Your task is to restate the data word for word.

__________

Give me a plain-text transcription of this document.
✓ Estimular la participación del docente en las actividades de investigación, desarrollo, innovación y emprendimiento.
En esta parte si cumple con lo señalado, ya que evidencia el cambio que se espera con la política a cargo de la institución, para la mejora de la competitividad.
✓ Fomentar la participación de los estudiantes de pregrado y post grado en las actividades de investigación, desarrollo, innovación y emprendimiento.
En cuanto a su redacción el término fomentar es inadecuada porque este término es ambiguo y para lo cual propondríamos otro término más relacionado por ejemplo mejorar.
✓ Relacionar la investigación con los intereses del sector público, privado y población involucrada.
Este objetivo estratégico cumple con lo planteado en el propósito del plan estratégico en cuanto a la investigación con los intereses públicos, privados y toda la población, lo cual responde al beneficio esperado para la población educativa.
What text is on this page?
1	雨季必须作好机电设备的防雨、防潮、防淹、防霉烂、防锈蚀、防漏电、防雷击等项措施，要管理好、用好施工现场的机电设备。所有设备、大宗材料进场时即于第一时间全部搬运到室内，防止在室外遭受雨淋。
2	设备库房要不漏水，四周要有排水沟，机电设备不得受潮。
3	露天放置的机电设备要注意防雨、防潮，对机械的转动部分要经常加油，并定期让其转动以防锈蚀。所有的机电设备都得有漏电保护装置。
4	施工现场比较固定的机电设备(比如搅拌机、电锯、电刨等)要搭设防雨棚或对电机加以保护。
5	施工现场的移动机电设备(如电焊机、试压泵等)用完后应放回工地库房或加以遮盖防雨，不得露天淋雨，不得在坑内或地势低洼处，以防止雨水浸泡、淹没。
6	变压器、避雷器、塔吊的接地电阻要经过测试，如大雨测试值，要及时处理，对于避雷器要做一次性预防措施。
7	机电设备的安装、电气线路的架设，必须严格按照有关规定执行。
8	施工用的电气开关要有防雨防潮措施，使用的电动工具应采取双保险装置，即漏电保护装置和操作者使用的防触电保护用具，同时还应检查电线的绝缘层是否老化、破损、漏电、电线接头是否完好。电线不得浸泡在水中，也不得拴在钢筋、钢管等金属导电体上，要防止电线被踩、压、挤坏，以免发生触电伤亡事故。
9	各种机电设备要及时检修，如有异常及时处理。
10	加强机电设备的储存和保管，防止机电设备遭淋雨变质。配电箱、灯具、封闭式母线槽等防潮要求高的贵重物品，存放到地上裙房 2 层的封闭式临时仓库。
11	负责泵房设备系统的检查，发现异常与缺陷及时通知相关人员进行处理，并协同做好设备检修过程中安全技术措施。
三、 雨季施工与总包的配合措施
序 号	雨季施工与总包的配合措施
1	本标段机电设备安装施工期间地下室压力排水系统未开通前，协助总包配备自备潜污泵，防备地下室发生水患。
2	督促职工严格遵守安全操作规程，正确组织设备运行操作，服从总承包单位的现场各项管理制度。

__________

» Task response
Give me a plain-text transcription of this document.
✓ Estimular la participación del docente en las actividades de investigación, desarrollo, innovación y emprendimiento.
En esta parte si cumple con lo señalado, ya que evidencia el cambio que se espera con la política a cargo de la institución, para la mejora de la competitividad.
✓ Fomentar la participación de los estudiantes de pregrado y post grado en las actividades de investigación, desarrollo, innovación y emprendimiento.
En cuanto a su redacción el término fomentar es inadecuada porque este término es ambiguo y para lo cual propondríamos otro término más relacionado por ejemplo mejorar.
✓ Relacionar la investigación con los intereses del sector público, privado y población involucrada.
Este objetivo estratégico cumple con lo planteado en el propósito del plan estratégico en cuanto a la investigación con los intereses públicos, privados y toda la población, lo cual responde al beneficio esperado para la población educativa.
What text is on this page?
1	雨季必须作好机电设备的防雨、防潮、防淹、防霉烂、防锈蚀、防漏电、防雷击等项措施，要管理好、用好施工现场的机电设备。所有设备、大宗材料进场时即于第一时间全部搬运到室内，防止在室外遭受雨淋。
2	设备库房要不漏水，四周要有排水沟，机电设备不得受潮。
3	露天放置的机电设备要注意防雨、防潮，对机械的转动部分要经常加油，并定期让其转动以防锈蚀。所有的机电设备都得有漏电保护装置。
4	施工现场比较固定的机电设备(比如搅拌机、电锯、电刨等)要搭设防雨棚或对电机加以保护。
5	施工现场的移动机电设备(如电焊机、试压泵等)用完后应放回工地库房或加以遮盖防雨，不得露天淋雨，不得在坑内或地势低洼处，以防止雨水浸泡、淹没。
6	变压器、避雷器、塔吊的接地电阻要经过测试，如大雨测试值，要及时处理，对于避雷器要做一次性预防措施。
7	机电设备的安装、电气线路的架设，必须严格按照有关规定执行。
8	施工用的电气开关要有防雨防潮措施，使用的电动工具应采取双保险装置，即漏电保护装置和操作者使用的防触电保护用具，同时还应检查电线的绝缘层是否老化、破损、漏电、电线接头是否完好。电线不得浸泡在水中，也不得拴在钢筋、钢管等金属导电体上，要防止电线被踩、压、挤坏，以免发生触电伤亡事故。
9	各种机电设备要及时检修，如有异常及时处理。
10	加强机电设备的储存和保管，防止机电设备遭淋雨变质。配电箱、灯具、封闭式母线槽等防潮要求高的贵重物品，存放到地上裙房 2 层的封闭式临时仓库。
11	负责泵房设备系统的检查，发现异常与缺陷及时通知相关人员进行处理，并协同做好设备检修过程中安全技术措施。
三、 雨季施工与总包的配合措施
序 号	雨季施工与总包的配合措施
1	本标段机电设备安装施工期间地下室压力排水系统未开通前，协助总包配备自备潜污泵，防备地下室发生水患。
2	督促职工严格遵守安全操作规程，正确组织设备运行操作，服从总承包单位的现场各项管理制度。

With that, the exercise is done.